**O QUE FAZER**
Retome o texto sobre os empréstimos da Requerente às suas participadas, continuando a partir do último ponto apresentado.

9-Não sendo possível, à data da formalização do contrato de financiamento com os accionistas, determinar o momento exacto do reembolso, ficou determinado que o reembolso seria realizado tão depressa quanto possível.
10-Os accionistas foram reembolsados do capital em dívida ao longo do exercício de 2014 porém, os juros acordados não foram, até esse ano, pagos ou colocados à disposição dos accionistas.
11-A Requerente procedeu ao reconhecimento dos juros dos encargos devidos e gerados nos exercícios em causa.
12-A opção pela não remuneração dos empréstimos tinha como propósito de curto prazo assegurar uma redução de custos operacionais das participadas e a médio/longo prazo assegurar que as mesmas contribuíam directa ou indirectamente para os resultados da própria Requerente.
13-A concessão de empréstimos não remunerados às participadas teve como objectivo expandir o mercado da Requerente, ganhar representatividade e credibilidade e adquirir novos clientes.
14-Foi devido à existência da sociedade G... na Polónia que a Requerente conseguiu angariar clientes e cumprir as suas obrigações decorrentes de contratos celebrados na Polónia.
15-No que respeita à B..., em consequência das operações realizadas foi deliberada a distribuição de dividendos em 2017.
16-A presença directa no mercado internacional através da localização das suas participadas, foi um factor decisivo da angariação de clientes e na adjudicação de serviços à Requerente.
17-Em 2013, a Requerente realizou às entidades relacionadas prestações de serviços num valor global de cerca de 11 milhões de euros.
18-A Requerente teve, em 2013, cerca de 28 milhões de euros de rendimentos no mercado externo.

**EXCERTO DOS DADOS**
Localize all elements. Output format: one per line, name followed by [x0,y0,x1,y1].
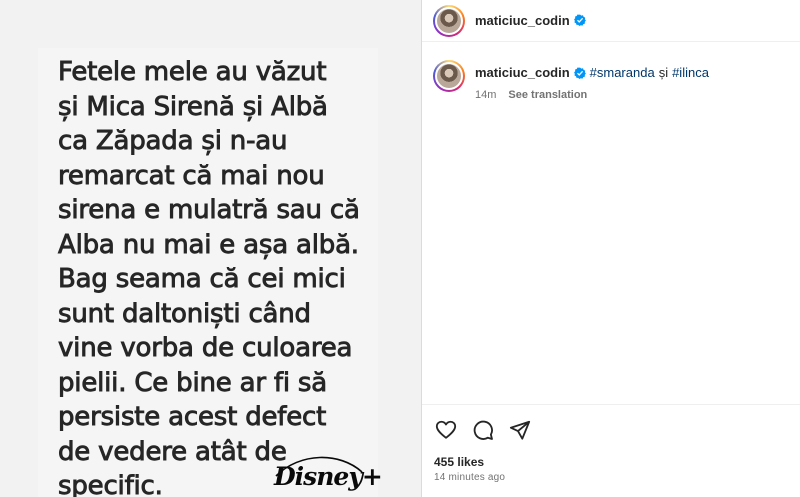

**RESULTADO DO EXERCÍCIO**
19-À data da concessão do empréstimo, a sociedade J... Lda., encontrava-se na iminência de ser encerrada.
20-A Requerente tinha interesse em manter o cumprimento do contrato de leasing que se encontrava em vigor, relativamente a um imóvel detido pela J... Lda., de forma a evitar custos maiores para esta, decorrentes do incumprimento do contrato celebrado com a respetiva instituição financeira e a perda do bem.
21-A Requerente foi objecto de uma acção inspectiva, através da Ordem de Serviço n.º OI2016..., tendo por referência o exercício de 2013.
22-Em 19-10-2017, a Requerente foi notificada do projecto de relatório de inspecção tributária, no qual a AT propunha as seguintes correções:
• não aceitação de encargos financeiros suportados com empréstimos bancários no valor de €313.912,62, referente ao ano de 2013, por não estar cumprido o requisito da indispensabilidade conforme estabelecido na alínea c) do n.º 1 do artigo 23.º do Código do IRC;
• não aceitação dos custos suportados com juros de suprimentos efetuados pelos accionistas no montante de €33.324,00, por não estar comprovado o vencimento dos mesmos.
23-Em 03-11-2017, a Requerente exerceu direito de audição.
24-Em Novembro de 2017, a Requerente foi notificada do relatório de inspeção no qual consta, além do mais, o seguinte:

[segue imagem, aqui dada por reproduzida]



25-Mais consta do relatório de inspecção o seguinte:


[segue imagem, aqui dada por reproduzida]


26-Na sequência da referida inspecção, a Requerente foi notificada da liquidação adicional de IRC n.º 2017..., no valor de €108.547,81.
27-A Requerente apresentou reclamação graciosa tendo o referido ato de liquidação como objeto.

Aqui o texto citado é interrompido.